§ **SELECTED EXTRACT**
Buyers in Northern Ireland have had to cancel orders for nearly 100,000 trees because of a post-Brexit ban on the planets being shipped across the Irish Sea from Britain.

Business leaders described it as a major setback for tree-planting programmes in Belfast and elsewhere, the Guardian reported.

The Woodland Trust in Northern Ireland has been forced to cancel an order for 22,000 trees – which were destined for schools and communities as part of a nationwide greening project.

“It’s a disaster. They’re just stopping any exports from mainland UK over to Northern Ireland. We can’t get any trees over from any of the nurseries that would usually deal with over there,” Gregor Fulton, an estate and outreach manager at the trust, told the paper.

A Scotland-based supplier, Alba Trees, sells around 250,000 trees annually to Northern Ireland and says it has also been affected.

§ **DATA EXTRACT**

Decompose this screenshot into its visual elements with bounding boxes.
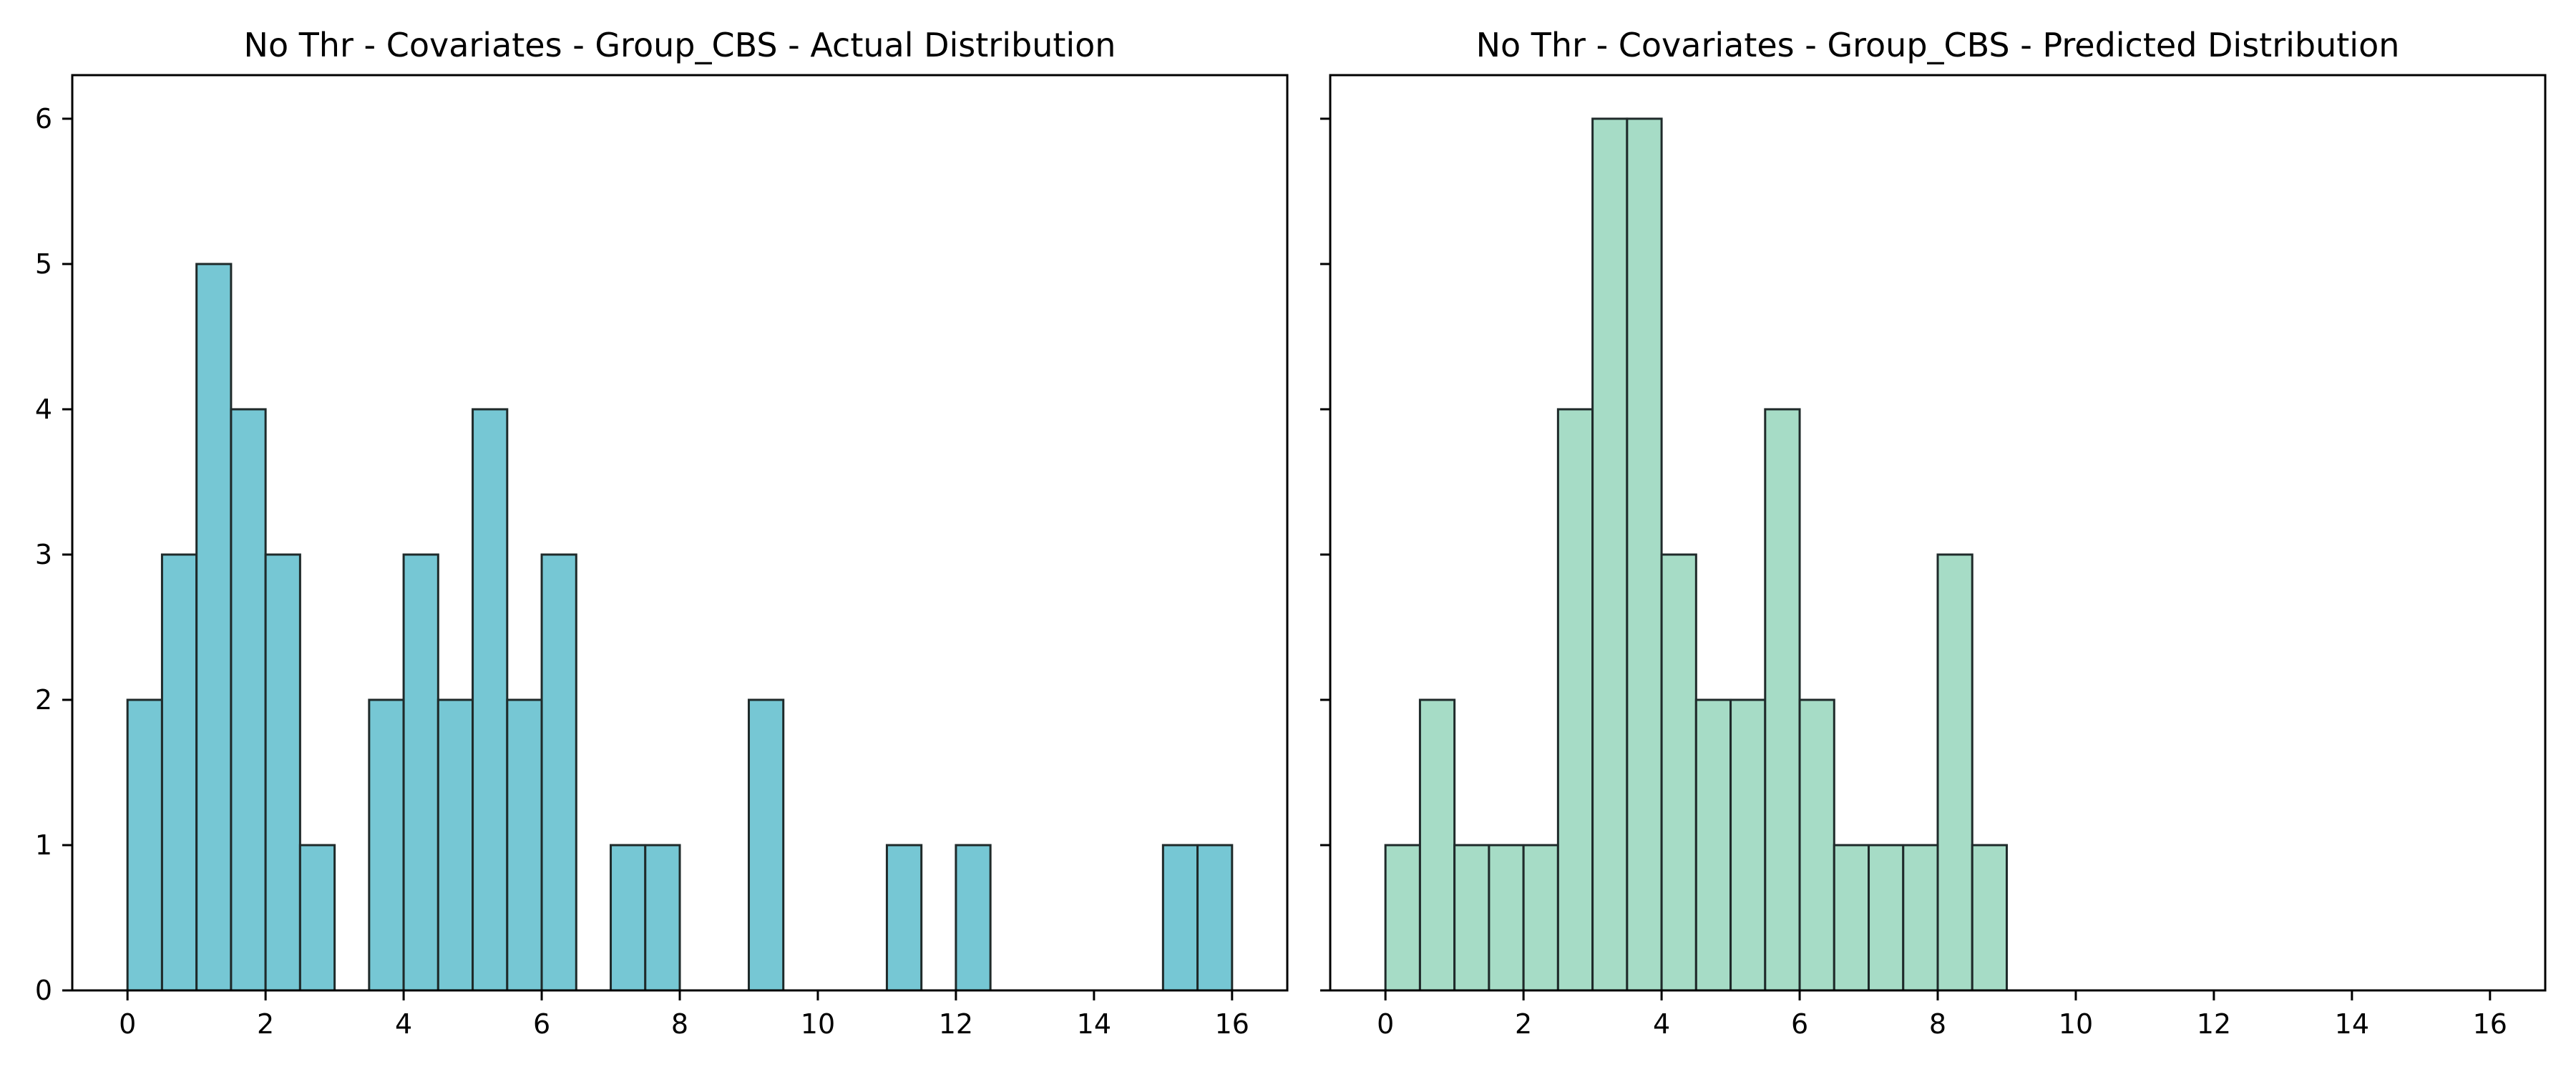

§ **TASK REQUIREMENTS**
Retype the passage of the article on the post-Brexit tree ban between "Buyers in Northern" and "nationwide greening project.", inclusive. The lines aren't needed for what comes next.

§ **FINISHED ANSWER**
Buyers in Northern Ireland have had to cancel orders for nearly 100,000 trees because of a post-Brexit ban on the planets being shipped across the Irish Sea from Britain.

Business leaders described it as a major setback for tree-planting programmes in Belfast and elsewhere, the Guardian reported.

The Woodland Trust in Northern Ireland has been forced to cancel an order for 22,000 trees – which were destined for schools and communities as part of a nationwide greening project.